**Task statement:** Copy word for word every line below from the one containing "- x-tick-label: 37: [658, 557, 672, 571]" down to the one containing "- x-tick-labels: 0", both included, and nothing else.

** START OF Input material **

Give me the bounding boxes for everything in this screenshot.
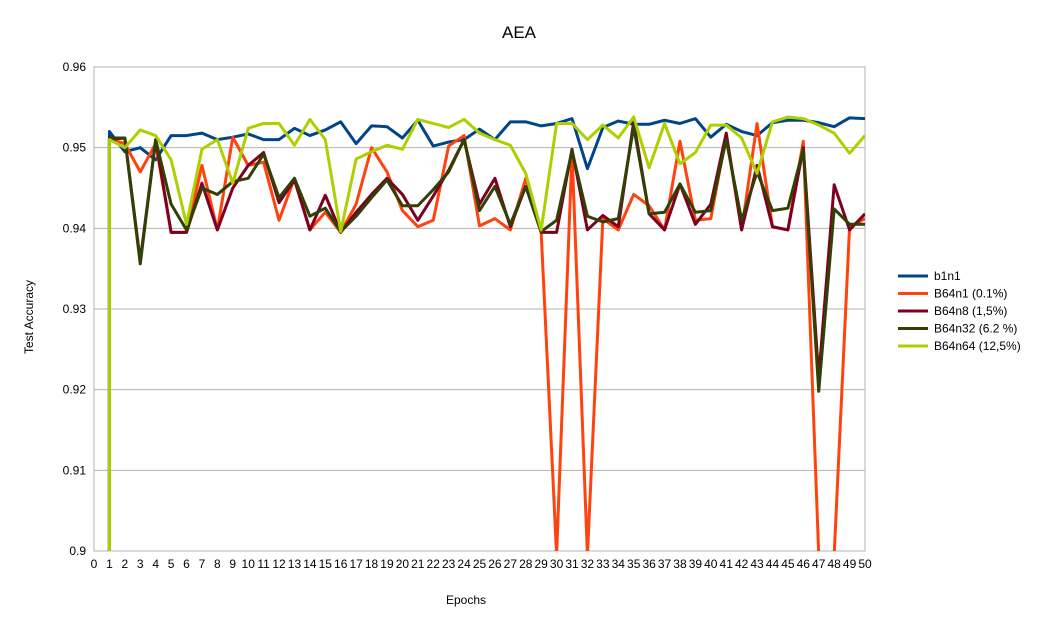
- x-tick-label: 37: [658, 557, 672, 571]
- x-tick-label: 12: [272, 557, 286, 571]
- x-tick-label: 33: [596, 557, 610, 571]
- x-tick-label: 6: [183, 557, 190, 571]
- x-tick-label: 36: [642, 557, 656, 571]
- x-tick-label: 40: [704, 557, 718, 571]
- y-tick-label: 0.93: [63, 302, 87, 316]
- x-tick-label: 9: [229, 557, 236, 571]
- y-tick-label: 0.96: [63, 60, 87, 74]
- x-tick-label: 27: [504, 557, 518, 571]
- legend-label: B64n8 (1,5%): [934, 304, 1007, 318]
- x-tick-label: 29: [535, 557, 549, 571]
- x-tick-label: 1: [106, 557, 113, 571]
- x-tick-label: 7: [199, 557, 206, 571]
- x-tick-label: 42: [735, 557, 749, 571]
- x-tick-label: 48: [827, 557, 841, 571]
- x-tick-label: 34: [612, 557, 626, 571]
- x-tick-label: 8: [214, 557, 221, 571]
- x-tick-label: 30: [550, 557, 564, 571]
- y-tick-label: 0.95: [63, 141, 87, 155]
- legend-label: b1n1: [934, 269, 961, 283]
- legend-label: B64n64 (12,5%): [934, 339, 1021, 353]
- series-line-5: [107, 115, 865, 551]
- x-tick-label: 4: [152, 557, 159, 571]
- x-tick-label: 11: [257, 557, 270, 571]
- x-tick-labels: 0 1 2 3 4 5 6 7 8 9 10 11 12 13 14 15 16 17 18 19 20 21 22 23 24…: [91, 557, 872, 571]
- x-tick-label: 46: [797, 557, 811, 571]
- chart-title: AEA: [502, 23, 537, 42]
- x-tick-label: 10: [242, 557, 256, 571]
- x-tick-label: 3: [137, 557, 144, 571]
- x-tick-label: 47: [812, 557, 826, 571]
- x-tick-label: 43: [750, 557, 764, 571]
- x-tick-label: 44: [766, 557, 780, 571]
- x-tick-label: 38: [673, 557, 687, 571]
- x-tick-label: 22: [427, 557, 441, 571]
- x-tick-label: 19: [380, 557, 394, 571]
- series-line-4: [107, 125, 865, 551]
- x-tick-label: 2: [121, 557, 128, 571]
- x-tick-label: 0: [91, 557, 98, 571]
- x-tick-label: 15: [319, 557, 333, 571]
- series-lines: [107, 115, 865, 551]
- gridlines: [94, 66, 865, 552]
- x-tick-label: 39: [689, 557, 703, 571]
- legend-label: B64n32 (6.2 %): [934, 322, 1017, 336]
- y-axis-label: Test Accuracy: [22, 280, 36, 354]
- x-tick-label: 5: [168, 557, 175, 571]
- x-tick-label: 23: [442, 557, 456, 571]
- x-tick-label: 32: [581, 557, 595, 571]
- y-tick-label: 0.92: [63, 383, 87, 397]
- x-tick-label: 50: [858, 557, 872, 571]
- x-tick-label: 21: [411, 557, 425, 571]
- legend: b1n1 B64n1 (0.1%) B64n8 (1,5%) B64n32 (6.2 …: [898, 269, 1021, 353]
- x-tick-label: 45: [781, 557, 795, 571]
- legend-label: B64n1 (0.1%): [934, 287, 1007, 301]
- y-tick-label: 0.94: [63, 221, 87, 235]
- x-tick-label: 24: [457, 557, 471, 571]
- x-tick-label: 49: [843, 557, 857, 571]
- plot-area-frame: [93, 66, 866, 552]
- x-tick-label: 18: [365, 557, 379, 571]
- x-axis-label: Epochs: [446, 593, 486, 607]
- x-tick-label: 13: [288, 557, 302, 571]
- x-tick-label: 14: [303, 557, 317, 571]
- x-tick-label: 35: [627, 557, 641, 571]
- x-tick-label: 41: [720, 557, 734, 571]
- series-line-1: [107, 116, 865, 551]
- x-tick-label: 25: [473, 557, 487, 571]
- y-tick-label: 0.91: [63, 463, 87, 477]
- x-tick-label: 31: [565, 557, 579, 571]
- x-tick-label: 26: [488, 557, 502, 571]
- x-tick-label: 16: [334, 557, 348, 571]
- x-tick-label: 17: [349, 557, 363, 571]
- x-tick-label: 20: [396, 557, 410, 571]
- x-tick-label: 28: [519, 557, 533, 571]
- y-tick-labels: 0.9 0.91 0.92 0.93 0.94 0.95 0.96: [63, 60, 87, 558]
- y-tick-label: 0.9: [69, 544, 86, 558]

** END OF Input material **

**Written response:**
- x-tick-label: 37: [658, 557, 672, 571]
- x-tick-label: 12: [272, 557, 286, 571]
- x-tick-label: 33: [596, 557, 610, 571]
- x-tick-label: 6: [183, 557, 190, 571]
- x-tick-label: 36: [642, 557, 656, 571]
- x-tick-label: 40: [704, 557, 718, 571]
- y-tick-label: 0.93: [63, 302, 87, 316]
- x-tick-label: 9: [229, 557, 236, 571]
- y-tick-label: 0.96: [63, 60, 87, 74]
- x-tick-label: 27: [504, 557, 518, 571]
- legend-label: B64n8 (1,5%): [934, 304, 1007, 318]
- x-tick-label: 29: [535, 557, 549, 571]
- x-tick-label: 1: [106, 557, 113, 571]
- x-tick-label: 7: [199, 557, 206, 571]
- x-tick-label: 42: [735, 557, 749, 571]
- x-tick-label: 48: [827, 557, 841, 571]
- x-tick-label: 34: [612, 557, 626, 571]
- x-tick-label: 8: [214, 557, 221, 571]
- x-tick-label: 30: [550, 557, 564, 571]
- y-tick-label: 0.95: [63, 141, 87, 155]
- legend-label: b1n1: [934, 269, 961, 283]
- legend-label: B64n64 (12,5%): [934, 339, 1021, 353]
- series-line-5: [107, 115, 865, 551]
- x-tick-label: 4: [152, 557, 159, 571]
- x-tick-label: 11: [257, 557, 270, 571]
- x-tick-labels: 0 1 2 3 4 5 6 7 8 9 10 11 12 13 14 15 16 17 18 19 20 21 22 23 24…: [91, 557, 872, 571]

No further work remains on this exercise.